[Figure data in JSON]
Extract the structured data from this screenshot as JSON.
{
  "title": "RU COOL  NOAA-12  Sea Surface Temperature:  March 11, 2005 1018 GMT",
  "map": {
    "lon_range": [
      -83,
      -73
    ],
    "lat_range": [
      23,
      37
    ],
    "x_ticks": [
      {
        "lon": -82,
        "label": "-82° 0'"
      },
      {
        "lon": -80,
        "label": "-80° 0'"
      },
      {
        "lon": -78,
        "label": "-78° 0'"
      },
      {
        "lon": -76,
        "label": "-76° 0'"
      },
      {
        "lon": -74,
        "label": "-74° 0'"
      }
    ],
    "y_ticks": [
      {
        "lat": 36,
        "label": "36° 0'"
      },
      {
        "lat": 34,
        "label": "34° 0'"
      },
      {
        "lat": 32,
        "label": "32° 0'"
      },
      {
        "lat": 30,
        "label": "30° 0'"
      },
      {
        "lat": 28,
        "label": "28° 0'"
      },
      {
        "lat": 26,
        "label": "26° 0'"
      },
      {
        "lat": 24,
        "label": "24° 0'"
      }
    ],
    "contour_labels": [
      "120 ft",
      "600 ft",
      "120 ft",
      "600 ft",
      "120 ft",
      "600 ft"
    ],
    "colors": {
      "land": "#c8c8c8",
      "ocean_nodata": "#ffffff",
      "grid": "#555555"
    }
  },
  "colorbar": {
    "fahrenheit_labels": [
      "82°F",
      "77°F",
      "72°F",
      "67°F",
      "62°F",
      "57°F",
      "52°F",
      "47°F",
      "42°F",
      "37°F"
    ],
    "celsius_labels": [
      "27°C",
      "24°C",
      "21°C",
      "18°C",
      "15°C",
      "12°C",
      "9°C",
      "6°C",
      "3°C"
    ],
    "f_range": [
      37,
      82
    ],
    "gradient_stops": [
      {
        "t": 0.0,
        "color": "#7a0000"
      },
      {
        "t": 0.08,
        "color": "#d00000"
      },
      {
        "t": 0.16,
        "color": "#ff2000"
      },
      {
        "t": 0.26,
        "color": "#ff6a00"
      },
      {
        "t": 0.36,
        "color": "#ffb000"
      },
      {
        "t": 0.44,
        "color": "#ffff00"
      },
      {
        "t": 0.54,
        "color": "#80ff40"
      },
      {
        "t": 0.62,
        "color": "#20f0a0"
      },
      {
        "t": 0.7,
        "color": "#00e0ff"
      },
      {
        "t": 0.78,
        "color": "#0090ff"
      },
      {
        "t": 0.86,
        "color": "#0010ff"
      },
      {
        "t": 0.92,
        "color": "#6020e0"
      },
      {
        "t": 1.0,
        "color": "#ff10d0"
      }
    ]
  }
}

**Written problem**
Return all of the data precisely as it appears.

**Worked answer**
Extract the structured data from this screenshot as JSON.
{
  "title": "RU COOL  NOAA-12  Sea Surface Temperature:  March 11, 2005 1018 GMT",
  "map": {
    "lon_range": [
      -83,
      -73
    ],
    "lat_range": [
      23,
      37
    ],
    "x_ticks": [
      {
        "lon": -82,
        "label": "-82° 0'"
      },
      {
        "lon": -80,
        "label": "-80° 0'"
      },
      {
        "lon": -78,
        "label": "-78° 0'"
      },
      {
        "lon": -76,
        "label": "-76° 0'"
      },
      {
        "lon": -74,
        "label": "-74° 0'"
      }
    ],
    "y_ticks": [
      {
        "lat": 36,
        "label": "36° 0'"
      },
      {
        "lat": 34,
        "label": "34° 0'"
      },
      {
        "lat": 32,
        "label": "32° 0'"
      },
      {
        "lat": 30,
        "label": "30° 0'"
      },
      {
        "lat": 28,
        "label": "28° 0'"
      },
      {
        "lat": 26,
        "label": "26° 0'"
      },
      {
        "lat": 24,
        "label": "24° 0'"
      }
    ],
    "contour_labels": [
      "120 ft",
      "600 ft",
      "120 ft",
      "600 ft",
      "120 ft",
      "600 ft"
    ],
    "colors": {
      "land": "#c8c8c8",
      "ocean_nodata": "#ffffff",
      "grid": "#555555"
    }
  },
  "colorbar": {
    "fahrenheit_labels": [
      "82°F",
      "77°F",
      "72°F",
      "67°F",
      "62°F",
      "57°F",
      "52°F",
      "47°F",
      "42°F",
      "37°F"
    ],
    "celsius_labels": [
      "27°C",
      "24°C",
      "21°C",
      "18°C",
      "15°C",
      "12°C",
      "9°C",
      "6°C",
      "3°C"
    ],
    "f_range": [
      37,
      82
    ],
    "gradient_stops": [
      {
        "t": 0.0,
        "color": "#7a0000"
      },
      {
        "t": 0.08,
        "color": "#d00000"
      },
      {
        "t": 0.16,
        "color": "#ff2000"
      },
      {
        "t": 0.26,
        "color": "#ff6a00"
      },
      {
        "t": 0.36,
        "color": "#ffb000"
      },
      {
        "t": 0.44,
        "color": "#ffff00"
      },
      {
        "t": 0.54,
        "color": "#80ff40"
      },
      {
        "t": 0.62,
        "color": "#20f0a0"
      },
      {
        "t": 0.7,
        "color": "#00e0ff"
      },
      {
        "t": 0.78,
        "color": "#0090ff"
      },
      {
        "t": 0.86,
        "color": "#0010ff"
      },
      {
        "t": 0.92,
        "color": "#6020e0"
      },
      {
        "t": 1.0,
        "color": "#ff10d0"
      }
    ]
  }
}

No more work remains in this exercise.